(Items from a data source)
— begin —

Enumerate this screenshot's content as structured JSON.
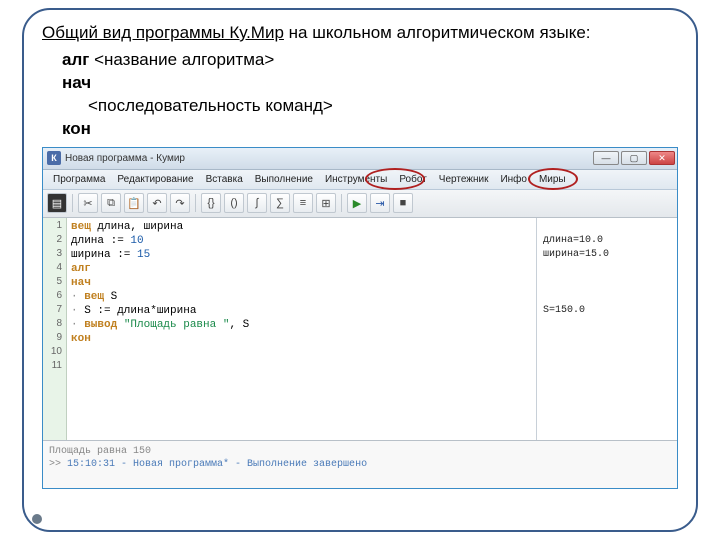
{
  "heading": {
    "underlined": "Общий вид программы Ку.Мир",
    "rest": " на школьном алгоритмическом языке:"
  },
  "template": {
    "l1_kw": "алг",
    "l1_rest": " <название алгоритма>",
    "l2_kw": "нач",
    "l3": "<последовательность команд>",
    "l4_kw": "кон"
  },
  "window": {
    "title": "Новая программа - Кумир",
    "icon_letter": "К",
    "min": "—",
    "max": "▢",
    "close": "✕"
  },
  "menus": [
    "Программа",
    "Редактирование",
    "Вставка",
    "Выполнение",
    "Инструменты",
    "Робот",
    "Чертежник",
    "Инфо",
    "Миры"
  ],
  "toolbar": {
    "save": "▤",
    "cut": "✂",
    "copy": "⧉",
    "paste": "📋",
    "undo": "↶",
    "redo": "↷",
    "run": "▶",
    "step": "⇥",
    "stop": "■",
    "b1": "{}",
    "b2": "()",
    "b3": "∫",
    "b4": "∑",
    "b5": "≡",
    "b6": "⊞"
  },
  "gutter": [
    "1",
    "2",
    "3",
    "4",
    "5",
    "6",
    "7",
    "8",
    "9",
    "10",
    "11"
  ],
  "code": {
    "l1": {
      "kw": "вещ",
      "rest": " длина, ширина"
    },
    "l2": {
      "a": "длина := ",
      "n": "10"
    },
    "l3": {
      "a": "ширина := ",
      "n": "15"
    },
    "l4": {
      "kw": "алг"
    },
    "l5": {
      "kw": "нач"
    },
    "l6": {
      "dot": "· ",
      "kw": "вещ",
      "rest": " S"
    },
    "l7": {
      "dot": "· ",
      "rest": "S := длина*ширина"
    },
    "l8": {
      "dot": "· ",
      "kw": "вывод",
      "str": " \"Площадь равна \"",
      "rest2": ", S"
    },
    "l9": {
      "kw": "кон"
    }
  },
  "side": {
    "s1": "длина=10.0",
    "s2": "ширина=15.0",
    "s3": "S=150.0"
  },
  "console": {
    "l1": "Площадь равна 150",
    "l2a": ">> ",
    "l2b": "15:10:31 - Новая программа* - Выполнение завершено"
  }
}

— end —

**Goal**
Skip the pictures, then retype every line above exactly.

**Exercise solution**
Enumerate this screenshot's content as structured JSON.
{
  "heading": {
    "underlined": "Общий вид программы Ку.Мир",
    "rest": " на школьном алгоритмическом языке:"
  },
  "template": {
    "l1_kw": "алг",
    "l1_rest": " <название алгоритма>",
    "l2_kw": "нач",
    "l3": "<последовательность команд>",
    "l4_kw": "кон"
  },
  "window": {
    "title": "Новая программа - Кумир",
    "icon_letter": "К",
    "min": "—",
    "max": "▢",
    "close": "✕"
  },
  "menus": [
    "Программа",
    "Редактирование",
    "Вставка",
    "Выполнение",
    "Инструменты",
    "Робот",
    "Чертежник",
    "Инфо",
    "Миры"
  ],
  "toolbar": {
    "save": "▤",
    "cut": "✂",
    "copy": "⧉",
    "paste": "📋",
    "undo": "↶",
    "redo": "↷",
    "run": "▶",
    "step": "⇥",
    "stop": "■",
    "b1": "{}",
    "b2": "()",
    "b3": "∫",
    "b4": "∑",
    "b5": "≡",
    "b6": "⊞"
  },
  "gutter": [
    "1",
    "2",
    "3",
    "4",
    "5",
    "6",
    "7",
    "8",
    "9",
    "10",
    "11"
  ],
  "code": {
    "l1": {
      "kw": "вещ",
      "rest": " длина, ширина"
    },
    "l2": {
      "a": "длина := ",
      "n": "10"
    },
    "l3": {
      "a": "ширина := ",
      "n": "15"
    },
    "l4": {
      "kw": "алг"
    },
    "l5": {
      "kw": "нач"
    },
    "l6": {
      "dot": "· ",
      "kw": "вещ",
      "rest": " S"
    },
    "l7": {
      "dot": "· ",
      "rest": "S := длина*ширина"
    },
    "l8": {
      "dot": "· ",
      "kw": "вывод",
      "str": " \"Площадь равна \"",
      "rest2": ", S"
    },
    "l9": {
      "kw": "кон"
    }
  },
  "side": {
    "s1": "длина=10.0",
    "s2": "ширина=15.0",
    "s3": "S=150.0"
  },
  "console": {
    "l1": "Площадь равна 150",
    "l2a": ">> ",
    "l2b": "15:10:31 - Новая программа* - Выполнение завершено"
  }
}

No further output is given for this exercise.